**Instructions for the task:**
Select the lines below containing the word "alerts".

----

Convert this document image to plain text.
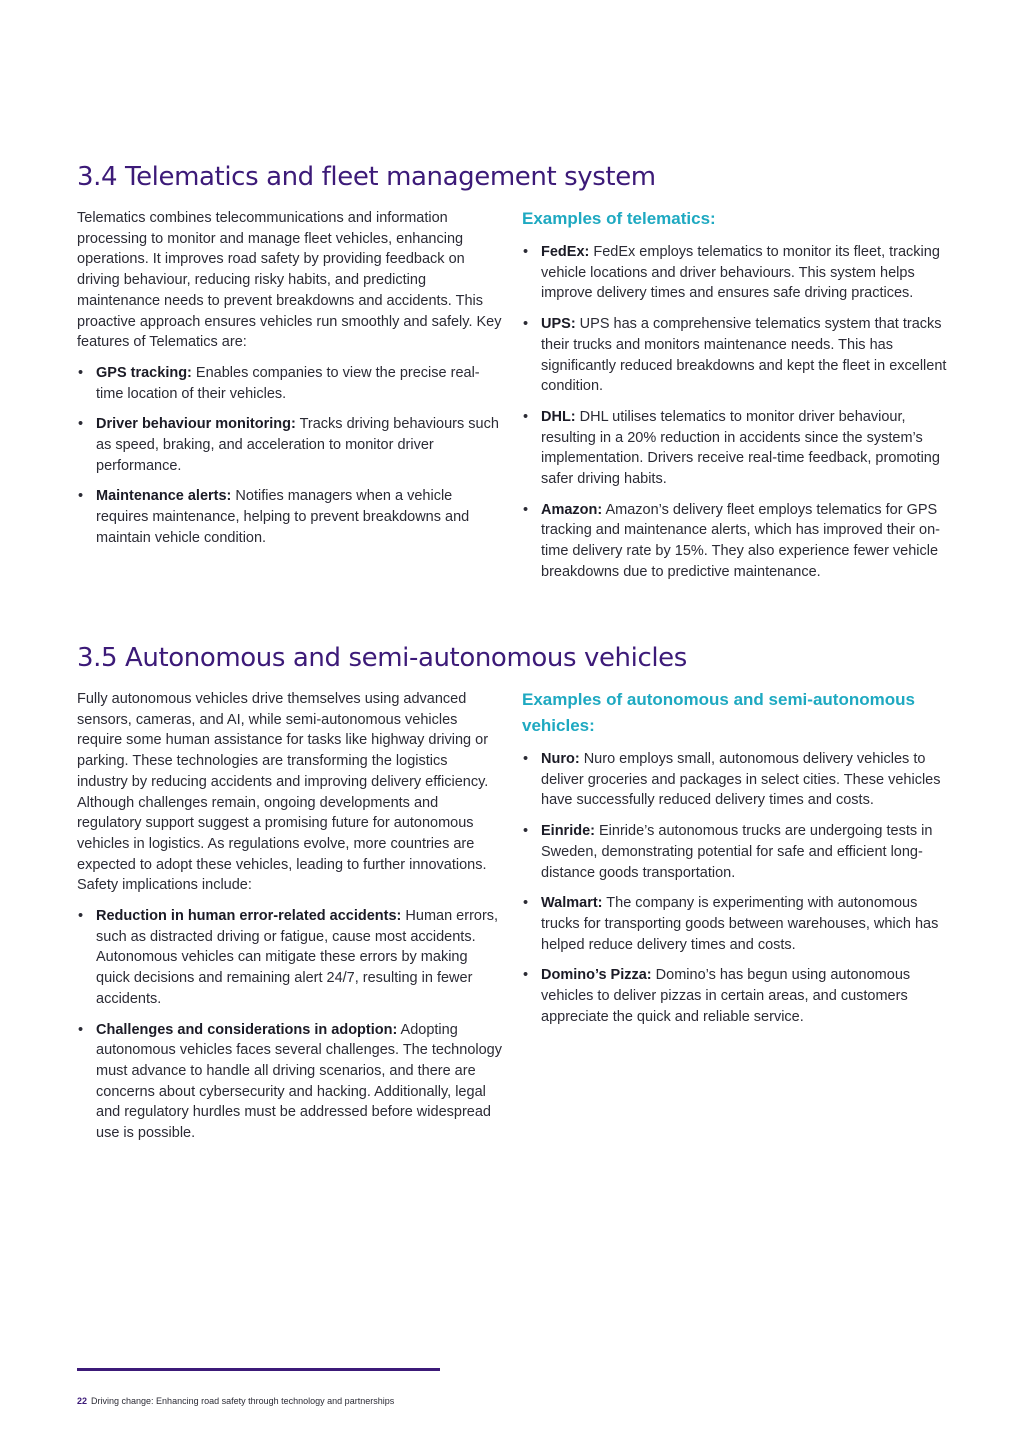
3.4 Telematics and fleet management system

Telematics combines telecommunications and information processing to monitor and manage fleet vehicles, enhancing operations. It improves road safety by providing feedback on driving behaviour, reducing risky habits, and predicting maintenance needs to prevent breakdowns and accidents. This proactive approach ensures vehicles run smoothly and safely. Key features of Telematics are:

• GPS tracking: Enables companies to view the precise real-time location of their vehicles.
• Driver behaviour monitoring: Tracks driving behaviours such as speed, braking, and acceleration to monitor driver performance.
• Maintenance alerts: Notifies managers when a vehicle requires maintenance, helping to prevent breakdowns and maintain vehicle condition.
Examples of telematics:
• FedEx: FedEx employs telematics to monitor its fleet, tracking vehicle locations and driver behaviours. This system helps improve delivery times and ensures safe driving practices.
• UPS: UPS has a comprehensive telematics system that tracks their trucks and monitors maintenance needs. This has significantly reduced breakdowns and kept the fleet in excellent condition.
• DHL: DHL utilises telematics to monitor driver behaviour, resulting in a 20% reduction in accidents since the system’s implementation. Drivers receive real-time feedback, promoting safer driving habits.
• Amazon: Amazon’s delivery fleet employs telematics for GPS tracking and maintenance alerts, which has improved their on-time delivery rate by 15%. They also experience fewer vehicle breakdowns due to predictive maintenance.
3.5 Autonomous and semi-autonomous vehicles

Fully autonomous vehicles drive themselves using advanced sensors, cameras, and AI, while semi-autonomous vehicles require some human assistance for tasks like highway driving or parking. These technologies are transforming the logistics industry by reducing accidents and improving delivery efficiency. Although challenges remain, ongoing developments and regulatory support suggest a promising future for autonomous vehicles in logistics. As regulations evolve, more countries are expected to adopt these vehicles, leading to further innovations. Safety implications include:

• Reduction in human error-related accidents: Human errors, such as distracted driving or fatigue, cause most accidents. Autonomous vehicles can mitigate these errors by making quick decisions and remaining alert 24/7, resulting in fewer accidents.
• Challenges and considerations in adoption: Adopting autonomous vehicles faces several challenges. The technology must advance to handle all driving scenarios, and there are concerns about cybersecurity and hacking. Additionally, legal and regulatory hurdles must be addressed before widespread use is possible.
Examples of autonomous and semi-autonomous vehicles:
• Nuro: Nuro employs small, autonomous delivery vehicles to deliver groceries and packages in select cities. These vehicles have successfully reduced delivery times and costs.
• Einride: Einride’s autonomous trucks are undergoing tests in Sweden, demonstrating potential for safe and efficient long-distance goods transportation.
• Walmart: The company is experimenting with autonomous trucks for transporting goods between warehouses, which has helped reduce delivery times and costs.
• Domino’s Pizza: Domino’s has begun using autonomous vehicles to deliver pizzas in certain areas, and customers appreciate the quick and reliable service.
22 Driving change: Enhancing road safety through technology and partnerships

----

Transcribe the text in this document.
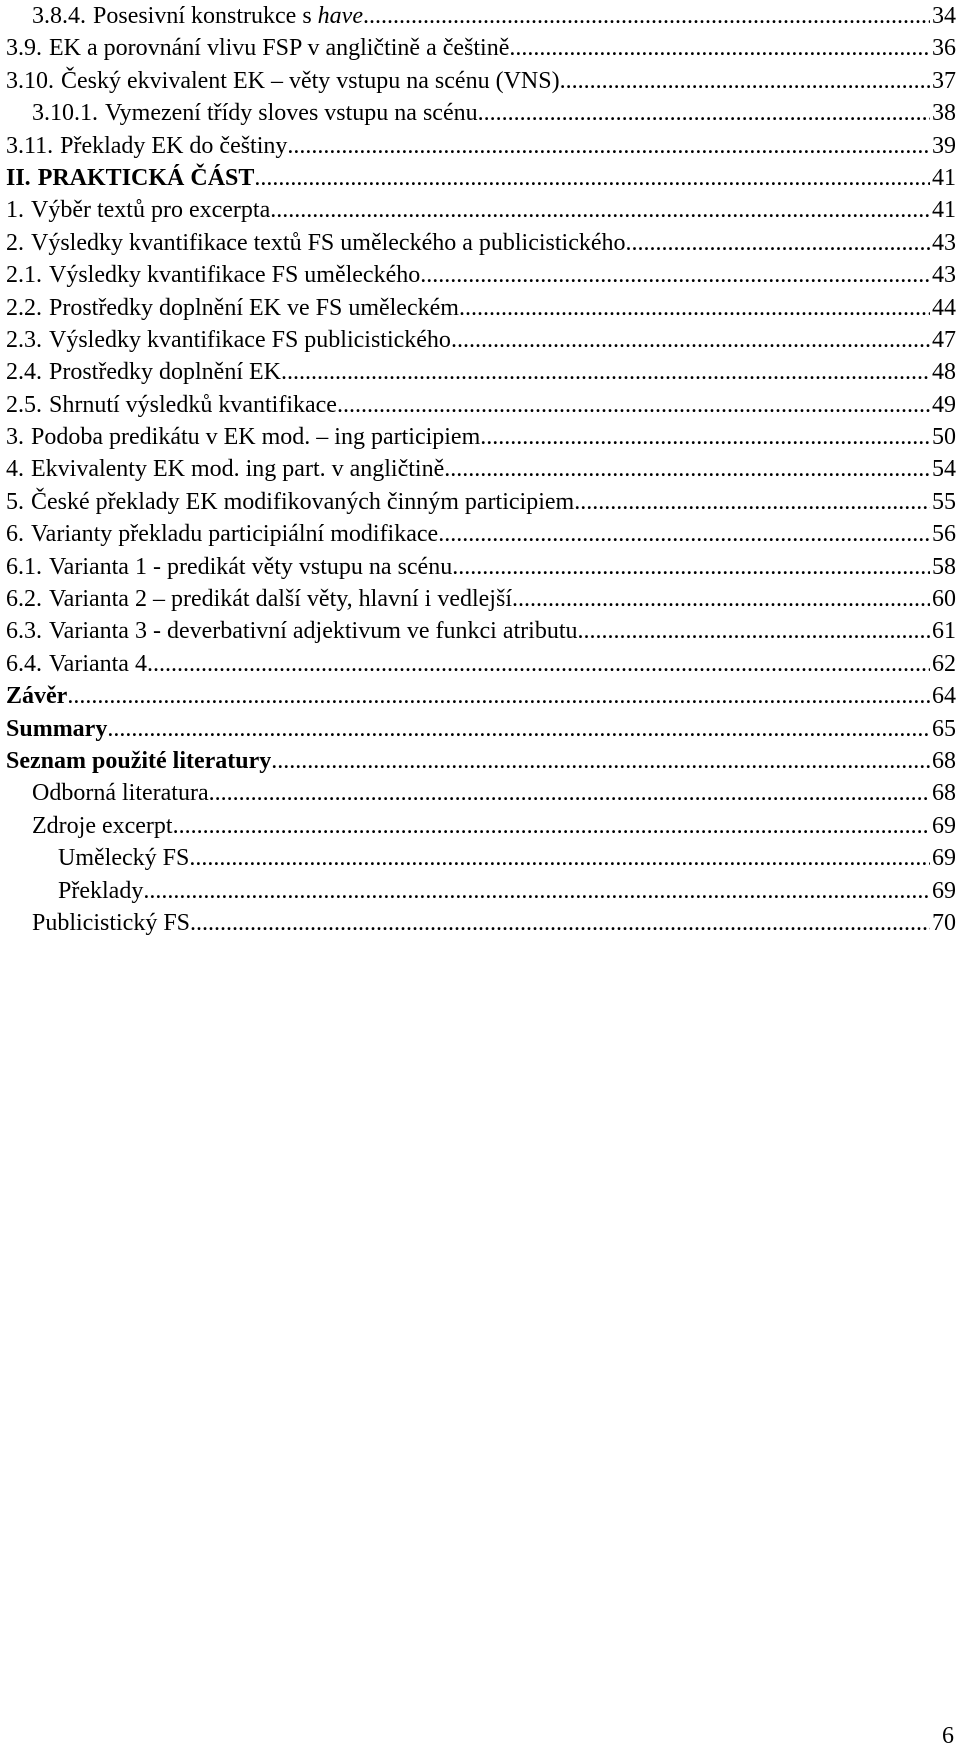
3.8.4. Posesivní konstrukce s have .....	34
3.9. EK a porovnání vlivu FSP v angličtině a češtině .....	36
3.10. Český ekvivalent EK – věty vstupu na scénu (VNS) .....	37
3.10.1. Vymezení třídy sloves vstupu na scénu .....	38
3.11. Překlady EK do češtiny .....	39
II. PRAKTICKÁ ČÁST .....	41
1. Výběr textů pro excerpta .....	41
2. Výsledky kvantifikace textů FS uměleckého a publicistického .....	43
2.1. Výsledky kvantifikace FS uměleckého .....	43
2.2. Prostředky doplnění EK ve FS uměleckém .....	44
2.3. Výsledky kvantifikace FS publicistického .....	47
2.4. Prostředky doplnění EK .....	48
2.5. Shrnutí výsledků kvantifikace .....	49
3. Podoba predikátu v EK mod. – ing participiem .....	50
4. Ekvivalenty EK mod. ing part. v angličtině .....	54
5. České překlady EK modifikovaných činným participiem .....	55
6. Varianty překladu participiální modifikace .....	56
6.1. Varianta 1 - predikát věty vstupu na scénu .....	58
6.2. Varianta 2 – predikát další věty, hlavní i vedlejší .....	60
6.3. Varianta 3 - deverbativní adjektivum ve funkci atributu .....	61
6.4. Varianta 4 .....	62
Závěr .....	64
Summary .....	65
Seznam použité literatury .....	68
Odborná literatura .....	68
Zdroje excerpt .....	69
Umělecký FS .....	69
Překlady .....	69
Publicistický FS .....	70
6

----

**The result:**
• Maintenance alerts: Notifies managers when a vehicle requires maintenance, helping to prevent breakdowns and maintain vehicle condition.
• Amazon: Amazon’s delivery fleet employs telematics for GPS tracking and maintenance alerts, which has improved their on-time delivery rate by 15%. They also experience fewer vehicle breakdowns due to predictive maintenance.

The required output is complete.